## Document

*****

If this is not a trivial matter, then that is fine. A user can always use the grid.best_params_ command and they can see what the best chosen parameter is. I just thought it would be nice to have it in the grid.best_estimator_.get_params() command.

kaelgabriel commented 4 years ago

image

I like to play with something like this, specially when one is using two scoring functions:

grid = GridSearchCV(pipe, params, scoring='accuracy', verbose=0, n_jobs=-1)
grid.fit(X, y)
df_grid_search = pd.DataFrame(grid.cv_results_)
df_grid_search = df_grid_search.set_index('params')[['mean_fit_time','mean_score_time','mean_test_score',\
                'std_test_score','rank_test_score']]
df_grid_search.sort_values(by = 'rank_test_score').head(10)

or with more code-noise:

grid = GridSearchCV(pipe, params, scoring='accuracy', verbose=0, n_jobs=-1)

*****

## Dataset rows
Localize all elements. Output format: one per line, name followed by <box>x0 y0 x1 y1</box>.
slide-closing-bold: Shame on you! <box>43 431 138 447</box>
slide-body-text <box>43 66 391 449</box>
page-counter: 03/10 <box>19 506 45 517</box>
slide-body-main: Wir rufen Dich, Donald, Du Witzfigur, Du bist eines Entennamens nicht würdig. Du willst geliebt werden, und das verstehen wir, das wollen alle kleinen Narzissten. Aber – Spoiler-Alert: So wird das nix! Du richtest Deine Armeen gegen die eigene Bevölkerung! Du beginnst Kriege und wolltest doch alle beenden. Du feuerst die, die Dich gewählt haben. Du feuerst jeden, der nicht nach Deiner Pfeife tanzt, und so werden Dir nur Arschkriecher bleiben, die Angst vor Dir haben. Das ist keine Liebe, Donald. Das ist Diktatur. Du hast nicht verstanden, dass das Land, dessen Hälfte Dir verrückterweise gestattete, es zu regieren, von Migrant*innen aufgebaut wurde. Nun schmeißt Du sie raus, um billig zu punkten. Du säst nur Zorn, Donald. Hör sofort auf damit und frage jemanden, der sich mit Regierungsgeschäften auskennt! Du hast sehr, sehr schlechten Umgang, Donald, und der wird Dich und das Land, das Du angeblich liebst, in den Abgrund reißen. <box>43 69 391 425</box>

*****

## What you will do
A. Answer these questions about the GridSearchCV discussion:
(i) Which command does the opening comment say a user can always run to see the best chosen parameter?
(ii) What value is given for scoring in the code kaelgabriel shares?
(iii) By which column is the results table sorted before the first ten rows are shown?
B. Write the next part of the GridSearchCV discussion, starting after its last line of code.

## Answers to the tasks
A.
(i) grid.best_params_
(ii) 'accuracy'
(iii) rank_test_score

B.
grid.fit(X, y)
df_grid_search = pd.DataFrame(grid.cv_results_)
df_grid_search['params'] = [str(list(x.values())).replace('(',"").replace(')',"") for x in df_grid_search['params']]
df_grid_search = df_grid_search.set_index('params')[['mean_fit_time','mean_score_time'] + \
                                    [x for x in df_grid_search.columns if ('rank_test' in x) or ('mean_test' in x)]]
df_grid_search.sort_values(by = [x for x in df_grid_search.columns if 'rank_test' in x]).head(10)